Task details.
Write out the data below exactly as given, without any of its pictures.

Dataset records.

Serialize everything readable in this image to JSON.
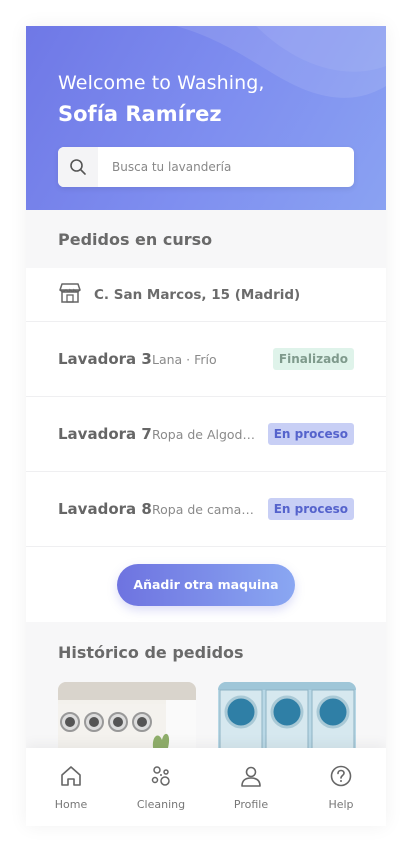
{
  "header": {
    "greeting": "Welcome to Washing,",
    "user_name": "Sofía Ramírez",
    "search_placeholder": "Busca tu lavandería",
    "gradient_start": "#6f78e6",
    "gradient_end": "#8aa2f2"
  },
  "current_orders": {
    "title": "Pedidos en curso",
    "address": "C. San Marcos, 15 (Madrid)",
    "orders": [
      {
        "machine": "Lavadora 3",
        "description": "Lana · Frío",
        "status": "Finalizado"
      },
      {
        "machine": "Lavadora 7",
        "description": "Ropa de Algodón · Templado",
        "status": "En proceso"
      },
      {
        "machine": "Lavadora 8",
        "description": "Ropa de cama · Caliente",
        "status": "En proceso"
      }
    ],
    "add_button": "Añadir otra maquina"
  },
  "history": {
    "title": "Histórico de pedidos"
  },
  "nav": {
    "items": [
      {
        "label": "Home",
        "icon": "home-icon"
      },
      {
        "label": "Cleaning",
        "icon": "bubbles-icon"
      },
      {
        "label": "Profile",
        "icon": "user-icon"
      },
      {
        "label": "Help",
        "icon": "help-icon"
      }
    ]
  },
  "colors": {
    "accent": "#6e73e0",
    "status_done_bg": "#dff3ea",
    "status_progress_bg": "#c8cff5"
  }
}
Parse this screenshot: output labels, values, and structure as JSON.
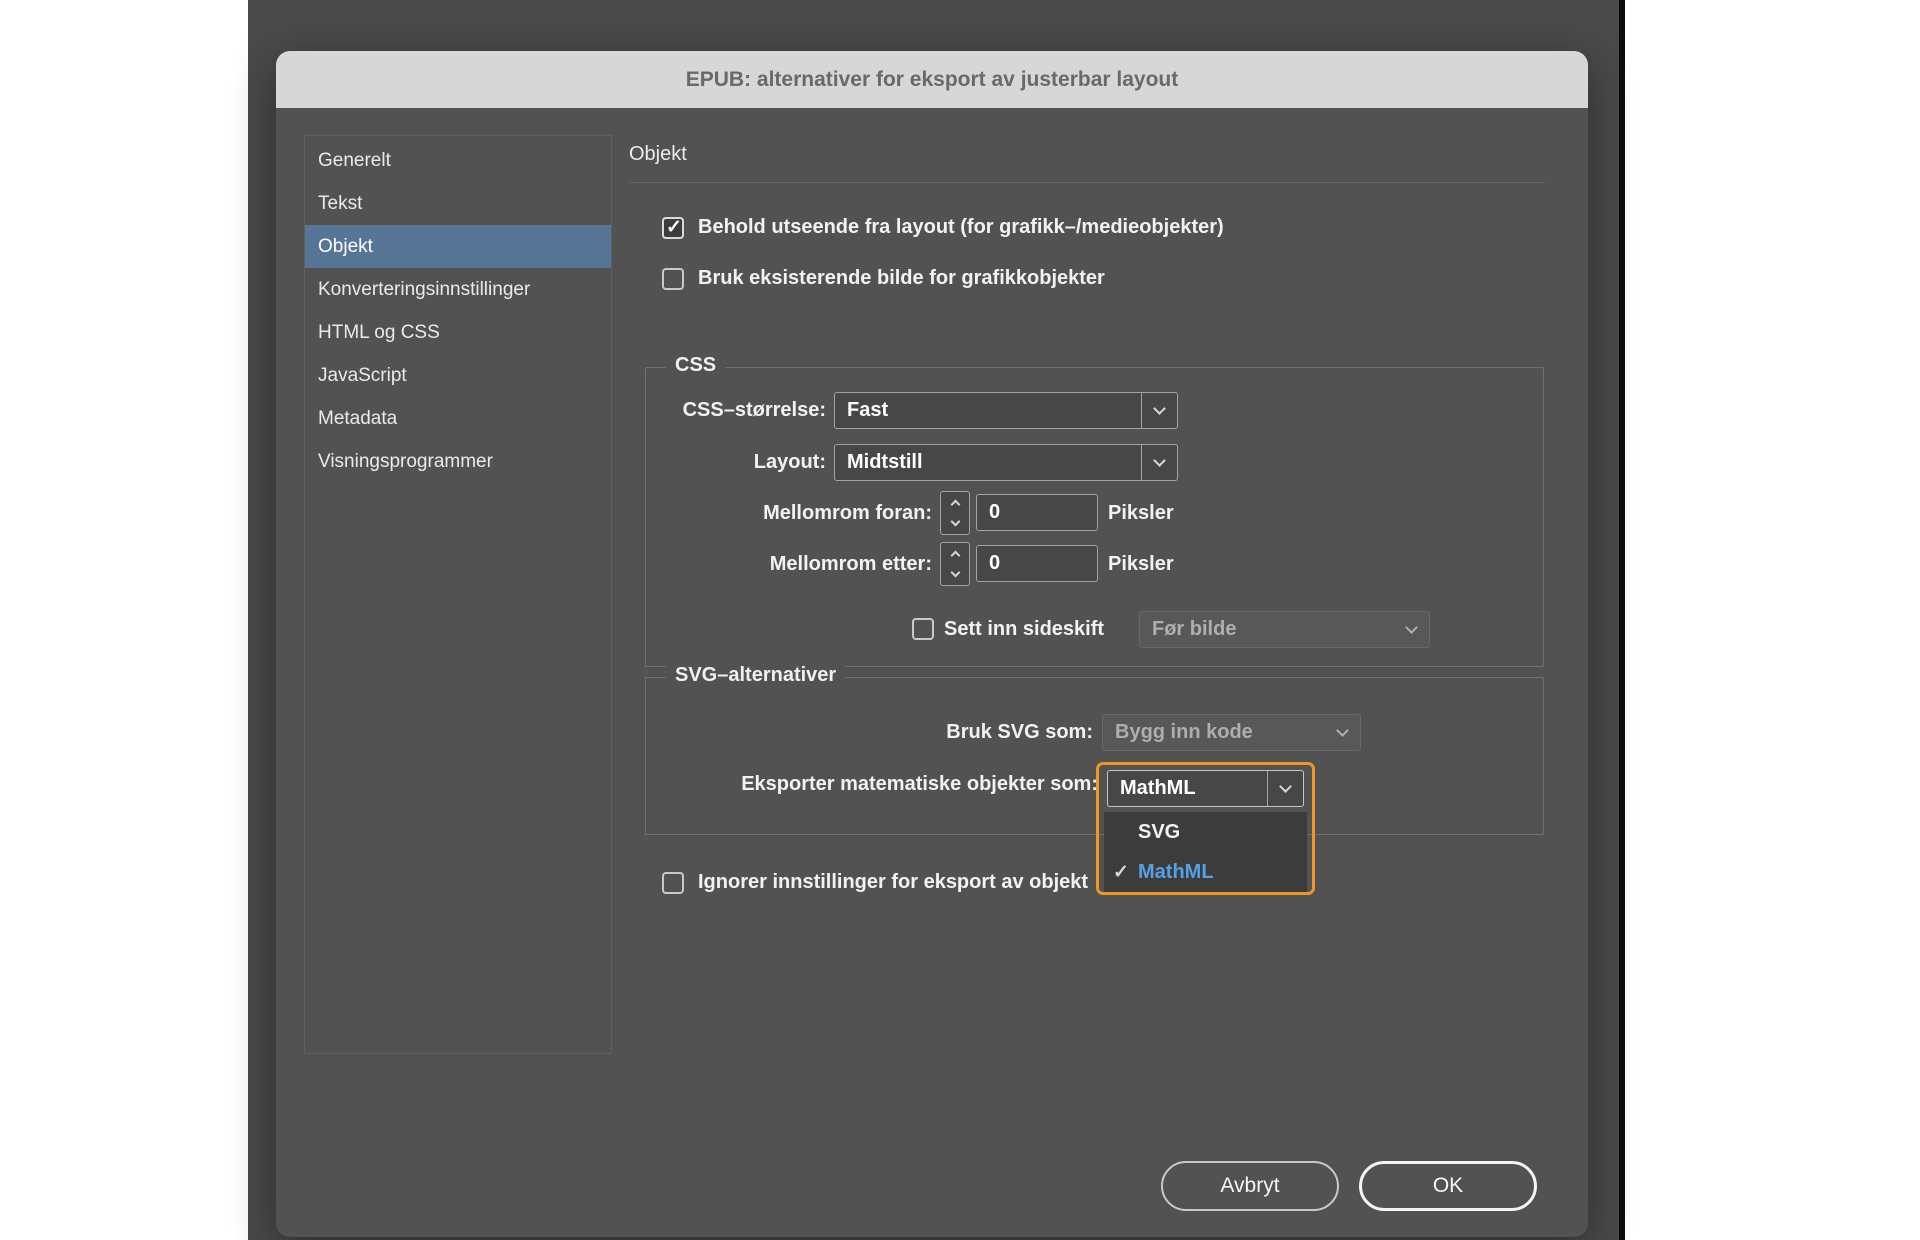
{
  "window": {
    "title": "EPUB: alternativer for eksport av justerbar layout"
  },
  "sidebar": {
    "items": [
      "Generelt",
      "Tekst",
      "Objekt",
      "Konverteringsinnstillinger",
      "HTML og CSS",
      "JavaScript",
      "Metadata",
      "Visningsprogrammer"
    ],
    "selected": "Objekt"
  },
  "panel": {
    "heading": "Objekt",
    "preserve_appearance": {
      "label": "Behold utseende fra layout (for grafikk–/medieobjekter)",
      "checked": true
    },
    "use_existing_image": {
      "label": "Bruk eksisterende bilde for grafikkobjekter",
      "checked": false
    },
    "css": {
      "legend": "CSS",
      "size_label": "CSS–størrelse:",
      "size_value": "Fast",
      "layout_label": "Layout:",
      "layout_value": "Midtstill",
      "space_before_label": "Mellomrom foran:",
      "space_before_value": "0",
      "space_before_unit": "Piksler",
      "space_after_label": "Mellomrom etter:",
      "space_after_value": "0",
      "space_after_unit": "Piksler",
      "page_break_label": "Sett inn sideskift",
      "page_break_value": "Før bilde",
      "page_break_checked": false
    },
    "svg": {
      "legend": "SVG–alternativer",
      "use_svg_label": "Bruk SVG som:",
      "use_svg_value": "Bygg inn kode",
      "export_math_label": "Eksporter matematiske objekter som:",
      "export_math_value": "MathML",
      "options": [
        {
          "label": "SVG",
          "selected": false
        },
        {
          "label": "MathML",
          "selected": true
        }
      ]
    },
    "ignore_export": {
      "label": "Ignorer innstillinger for eksport av objekt",
      "checked": false
    },
    "buttons": {
      "cancel": "Avbryt",
      "ok": "OK"
    }
  },
  "colors": {
    "selection_blue": "#577596",
    "focus_ring_orange": "#ED9722",
    "selected_option_text": "#55A1E8",
    "titlebar_bg": "#D7D7D7",
    "dialog_bg": "#525252"
  }
}
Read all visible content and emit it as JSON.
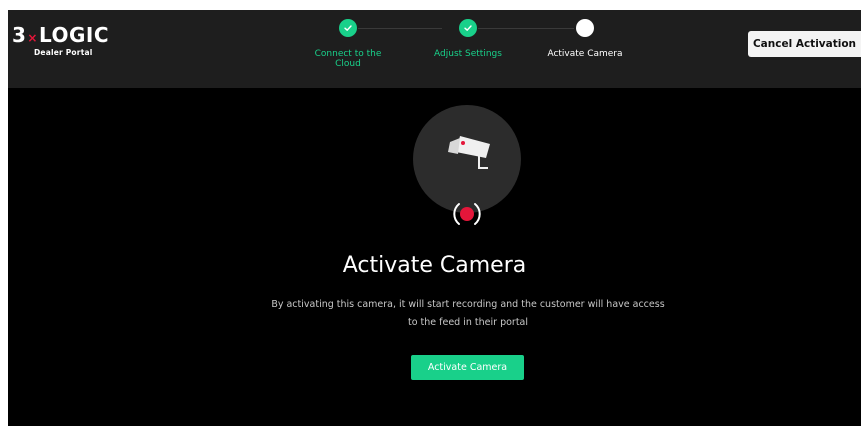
{
  "brand": {
    "logo_left": "3",
    "logo_x": "×",
    "logo_right": "LOGIC",
    "subtitle": "Dealer Portal",
    "accent_color": "#e4163a"
  },
  "steps": [
    {
      "label": "Connect to the Cloud",
      "state": "completed",
      "icon": "check-icon"
    },
    {
      "label": "Adjust Settings",
      "state": "completed",
      "icon": "check-icon"
    },
    {
      "label": "Activate Camera",
      "state": "current",
      "icon": "dot"
    }
  ],
  "header": {
    "cancel_label": "Cancel Activation"
  },
  "main": {
    "camera_icon": "security-camera-icon",
    "record_icon": "record-icon",
    "title": "Activate Camera",
    "description": "By activating this camera, it will start recording and the customer will have access to the feed in their portal",
    "activate_label": "Activate Camera"
  },
  "colors": {
    "primary_green": "#19d08a",
    "record_red": "#e4163a",
    "topbar": "#1e1e1e",
    "background": "#000000"
  }
}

Result of this task.
Serialize everything readable in this image to JSON.
{
  "header": {
    "greeting": "Welcome to Washing,",
    "user_name": "Sofía Ramírez",
    "search_placeholder": "Busca tu lavandería",
    "gradient_start": "#6f78e6",
    "gradient_end": "#8aa2f2"
  },
  "current_orders": {
    "title": "Pedidos en curso",
    "address": "C. San Marcos, 15 (Madrid)",
    "orders": [
      {
        "machine": "Lavadora 3",
        "description": "Lana · Frío",
        "status": "Finalizado"
      },
      {
        "machine": "Lavadora 7",
        "description": "Ropa de Algodón · Templado",
        "status": "En proceso"
      },
      {
        "machine": "Lavadora 8",
        "description": "Ropa de cama · Caliente",
        "status": "En proceso"
      }
    ],
    "add_button": "Añadir otra maquina"
  },
  "history": {
    "title": "Histórico de pedidos"
  },
  "nav": {
    "items": [
      {
        "label": "Home",
        "icon": "home-icon"
      },
      {
        "label": "Cleaning",
        "icon": "bubbles-icon"
      },
      {
        "label": "Profile",
        "icon": "user-icon"
      },
      {
        "label": "Help",
        "icon": "help-icon"
      }
    ]
  },
  "colors": {
    "accent": "#6e73e0",
    "status_done_bg": "#dff3ea",
    "status_progress_bg": "#c8cff5"
  }
}
Parse this screenshot: output labels, values, and structure as JSON.
{
  "window": {
    "title": "EPUB: alternativer for eksport av justerbar layout"
  },
  "sidebar": {
    "items": [
      "Generelt",
      "Tekst",
      "Objekt",
      "Konverteringsinnstillinger",
      "HTML og CSS",
      "JavaScript",
      "Metadata",
      "Visningsprogrammer"
    ],
    "selected": "Objekt"
  },
  "panel": {
    "heading": "Objekt",
    "preserve_appearance": {
      "label": "Behold utseende fra layout (for grafikk–/medieobjekter)",
      "checked": true
    },
    "use_existing_image": {
      "label": "Bruk eksisterende bilde for grafikkobjekter",
      "checked": false
    },
    "css": {
      "legend": "CSS",
      "size_label": "CSS–størrelse:",
      "size_value": "Fast",
      "layout_label": "Layout:",
      "layout_value": "Midtstill",
      "space_before_label": "Mellomrom foran:",
      "space_before_value": "0",
      "space_before_unit": "Piksler",
      "space_after_label": "Mellomrom etter:",
      "space_after_value": "0",
      "space_after_unit": "Piksler",
      "page_break_label": "Sett inn sideskift",
      "page_break_value": "Før bilde",
      "page_break_checked": false
    },
    "svg": {
      "legend": "SVG–alternativer",
      "use_svg_label": "Bruk SVG som:",
      "use_svg_value": "Bygg inn kode",
      "export_math_label": "Eksporter matematiske objekter som:",
      "export_math_value": "MathML",
      "options": [
        {
          "label": "SVG",
          "selected": false
        },
        {
          "label": "MathML",
          "selected": true
        }
      ]
    },
    "ignore_export": {
      "label": "Ignorer innstillinger for eksport av objekt",
      "checked": false
    },
    "buttons": {
      "cancel": "Avbryt",
      "ok": "OK"
    }
  },
  "colors": {
    "selection_blue": "#577596",
    "focus_ring_orange": "#ED9722",
    "selected_option_text": "#55A1E8",
    "titlebar_bg": "#D7D7D7",
    "dialog_bg": "#525252"
  }
}
Read all visible content and emit it as JSON.
{
  "brand": {
    "logo_left": "3",
    "logo_x": "×",
    "logo_right": "LOGIC",
    "subtitle": "Dealer Portal",
    "accent_color": "#e4163a"
  },
  "steps": [
    {
      "label": "Connect to the Cloud",
      "state": "completed",
      "icon": "check-icon"
    },
    {
      "label": "Adjust Settings",
      "state": "completed",
      "icon": "check-icon"
    },
    {
      "label": "Activate Camera",
      "state": "current",
      "icon": "dot"
    }
  ],
  "header": {
    "cancel_label": "Cancel Activation"
  },
  "main": {
    "camera_icon": "security-camera-icon",
    "record_icon": "record-icon",
    "title": "Activate Camera",
    "description": "By activating this camera, it will start recording and the customer will have access to the feed in their portal",
    "activate_label": "Activate Camera"
  },
  "colors": {
    "primary_green": "#19d08a",
    "record_red": "#e4163a",
    "topbar": "#1e1e1e",
    "background": "#000000"
  }
}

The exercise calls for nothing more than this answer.